PROBLEM REQUIREMENTS → Reproduce the material in full, unchanged.

[Data entries]
====

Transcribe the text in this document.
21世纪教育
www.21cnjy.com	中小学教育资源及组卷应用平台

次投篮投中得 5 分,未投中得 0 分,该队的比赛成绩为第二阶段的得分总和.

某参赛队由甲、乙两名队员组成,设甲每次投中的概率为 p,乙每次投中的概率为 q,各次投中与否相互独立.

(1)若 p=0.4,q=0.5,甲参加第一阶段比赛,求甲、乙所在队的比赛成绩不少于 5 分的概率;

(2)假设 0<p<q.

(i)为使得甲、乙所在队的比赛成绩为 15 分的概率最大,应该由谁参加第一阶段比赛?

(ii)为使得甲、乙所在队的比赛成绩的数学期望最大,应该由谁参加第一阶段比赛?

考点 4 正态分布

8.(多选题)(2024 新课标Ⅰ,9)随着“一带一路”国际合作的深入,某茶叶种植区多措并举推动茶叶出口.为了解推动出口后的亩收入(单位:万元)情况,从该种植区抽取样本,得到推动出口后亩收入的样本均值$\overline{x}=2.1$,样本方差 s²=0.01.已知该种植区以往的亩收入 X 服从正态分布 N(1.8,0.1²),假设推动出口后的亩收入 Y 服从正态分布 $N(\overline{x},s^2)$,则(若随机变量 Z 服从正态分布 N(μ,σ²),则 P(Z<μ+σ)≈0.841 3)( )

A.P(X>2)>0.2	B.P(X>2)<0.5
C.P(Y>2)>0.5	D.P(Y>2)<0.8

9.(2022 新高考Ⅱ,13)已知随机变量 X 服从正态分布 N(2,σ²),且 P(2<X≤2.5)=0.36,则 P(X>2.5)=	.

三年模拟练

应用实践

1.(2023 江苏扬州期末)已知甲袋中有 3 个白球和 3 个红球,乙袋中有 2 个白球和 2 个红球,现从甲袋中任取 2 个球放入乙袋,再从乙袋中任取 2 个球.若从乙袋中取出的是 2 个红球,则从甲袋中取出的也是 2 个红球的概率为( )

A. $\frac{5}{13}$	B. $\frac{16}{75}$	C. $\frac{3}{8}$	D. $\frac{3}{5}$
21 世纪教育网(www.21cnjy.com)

====

WORKED ANSWER →
Transcribe the text in this document.
21世纪教育
www.21cnjy.com	中小学教育资源及组卷应用平台

次投篮投中得 5 分,未投中得 0 分,该队的比赛成绩为第二阶段的得分总和.

某参赛队由甲、乙两名队员组成,设甲每次投中的概率为 p,乙每次投中的概率为 q,各次投中与否相互独立.

(1)若 p=0.4,q=0.5,甲参加第一阶段比赛,求甲、乙所在队的比赛成绩不少于 5 分的概率;

(2)假设 0<p<q.

(i)为使得甲、乙所在队的比赛成绩为 15 分的概率最大,应该由谁参加第一阶段比赛?

(ii)为使得甲、乙所在队的比赛成绩的数学期望最大,应该由谁参加第一阶段比赛?

考点 4 正态分布

8.(多选题)(2024 新课标Ⅰ,9)随着“一带一路”国际合作的深入,某茶叶种植区多措并举推动茶叶出口.为了解推动出口后的亩收入(单位:万元)情况,从该种植区抽取样本,得到推动出口后亩收入的样本均值$\overline{x}=2.1$,样本方差 s²=0.01.已知该种植区以往的亩收入 X 服从正态分布 N(1.8,0.1²),假设推动出口后的亩收入 Y 服从正态分布 $N(\overline{x},s^2)$,则(若随机变量 Z 服从正态分布 N(μ,σ²),则 P(Z<μ+σ)≈0.841 3)( )

A.P(X>2)>0.2	B.P(X>2)<0.5
C.P(Y>2)>0.5	D.P(Y>2)<0.8

9.(2022 新高考Ⅱ,13)已知随机变量 X 服从正态分布 N(2,σ²),且 P(2<X≤2.5)=0.36,则 P(X>2.5)=	.

三年模拟练

应用实践

1.(2023 江苏扬州期末)已知甲袋中有 3 个白球和 3 个红球,乙袋中有 2 个白球和 2 个红球,现从甲袋中任取 2 个球放入乙袋,再从乙袋中任取 2 个球.若从乙袋中取出的是 2 个红球,则从甲袋中取出的也是 2 个红球的概率为( )

A. $\frac{5}{13}$	B. $\frac{16}{75}$	C. $\frac{3}{8}$	D. $\frac{3}{5}$
21 世纪教育网(www.21cnjy.com)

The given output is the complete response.